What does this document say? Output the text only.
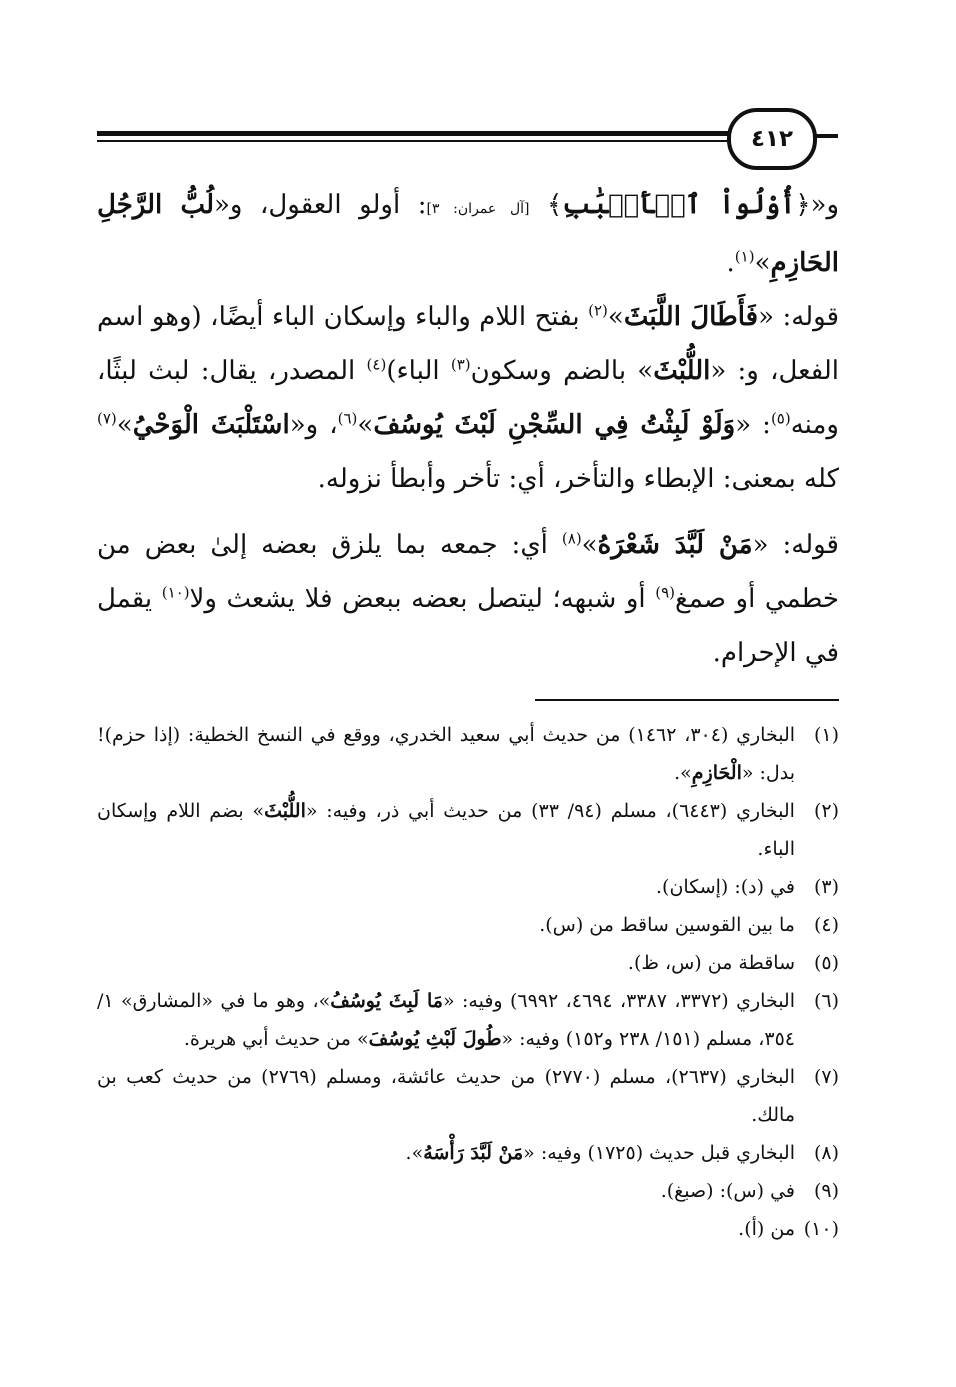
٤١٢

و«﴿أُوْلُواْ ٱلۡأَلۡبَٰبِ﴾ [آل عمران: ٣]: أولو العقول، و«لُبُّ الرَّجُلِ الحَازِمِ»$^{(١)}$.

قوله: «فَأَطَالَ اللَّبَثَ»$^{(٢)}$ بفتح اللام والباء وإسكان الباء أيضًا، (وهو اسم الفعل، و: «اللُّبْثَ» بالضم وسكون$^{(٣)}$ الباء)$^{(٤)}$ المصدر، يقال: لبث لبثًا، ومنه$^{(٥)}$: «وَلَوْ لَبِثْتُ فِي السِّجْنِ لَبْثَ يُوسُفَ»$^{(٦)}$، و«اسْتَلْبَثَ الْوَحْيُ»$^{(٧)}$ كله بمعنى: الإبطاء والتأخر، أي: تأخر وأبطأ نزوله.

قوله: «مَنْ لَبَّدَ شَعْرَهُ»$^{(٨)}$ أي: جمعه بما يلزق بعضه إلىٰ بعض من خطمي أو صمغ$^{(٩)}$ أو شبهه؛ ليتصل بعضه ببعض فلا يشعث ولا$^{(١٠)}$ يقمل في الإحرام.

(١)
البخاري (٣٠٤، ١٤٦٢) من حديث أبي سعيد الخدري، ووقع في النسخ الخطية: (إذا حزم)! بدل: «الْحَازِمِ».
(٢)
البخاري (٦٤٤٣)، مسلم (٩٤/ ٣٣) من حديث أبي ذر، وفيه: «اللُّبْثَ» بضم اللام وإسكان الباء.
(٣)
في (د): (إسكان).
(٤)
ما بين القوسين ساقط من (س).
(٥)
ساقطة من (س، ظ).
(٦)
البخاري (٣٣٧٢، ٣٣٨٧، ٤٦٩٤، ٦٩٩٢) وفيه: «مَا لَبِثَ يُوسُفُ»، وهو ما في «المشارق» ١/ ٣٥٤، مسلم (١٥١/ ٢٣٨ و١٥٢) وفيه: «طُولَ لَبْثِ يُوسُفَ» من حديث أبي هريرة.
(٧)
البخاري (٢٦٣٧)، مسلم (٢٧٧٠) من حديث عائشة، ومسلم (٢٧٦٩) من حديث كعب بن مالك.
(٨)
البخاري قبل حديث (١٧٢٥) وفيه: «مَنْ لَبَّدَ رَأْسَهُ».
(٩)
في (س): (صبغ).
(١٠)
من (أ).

[Written problem]:
Return every line above that contains the word "البخاري".

[Complete response]:
البخاري (٣٠٤، ١٤٦٢) من حديث أبي سعيد الخدري، ووقع في النسخ الخطية: (إذا حزم)! بدل: «الْحَازِمِ».
البخاري (٦٤٤٣)، مسلم (٩٤/ ٣٣) من حديث أبي ذر، وفيه: «اللُّبْثَ» بضم اللام وإسكان الباء.
البخاري (٣٣٧٢، ٣٣٨٧، ٤٦٩٤، ٦٩٩٢) وفيه: «مَا لَبِثَ يُوسُفُ»، وهو ما في «المشارق» ١/ ٣٥٤، مسلم (١٥١/ ٢٣٨ و١٥٢) وفيه: «طُولَ لَبْثِ يُوسُفَ» من حديث أبي هريرة.
البخاري (٢٦٣٧)، مسلم (٢٧٧٠) من حديث عائشة، ومسلم (٢٧٦٩) من حديث كعب بن مالك.
البخاري قبل حديث (١٧٢٥) وفيه: «مَنْ لَبَّدَ رَأْسَهُ».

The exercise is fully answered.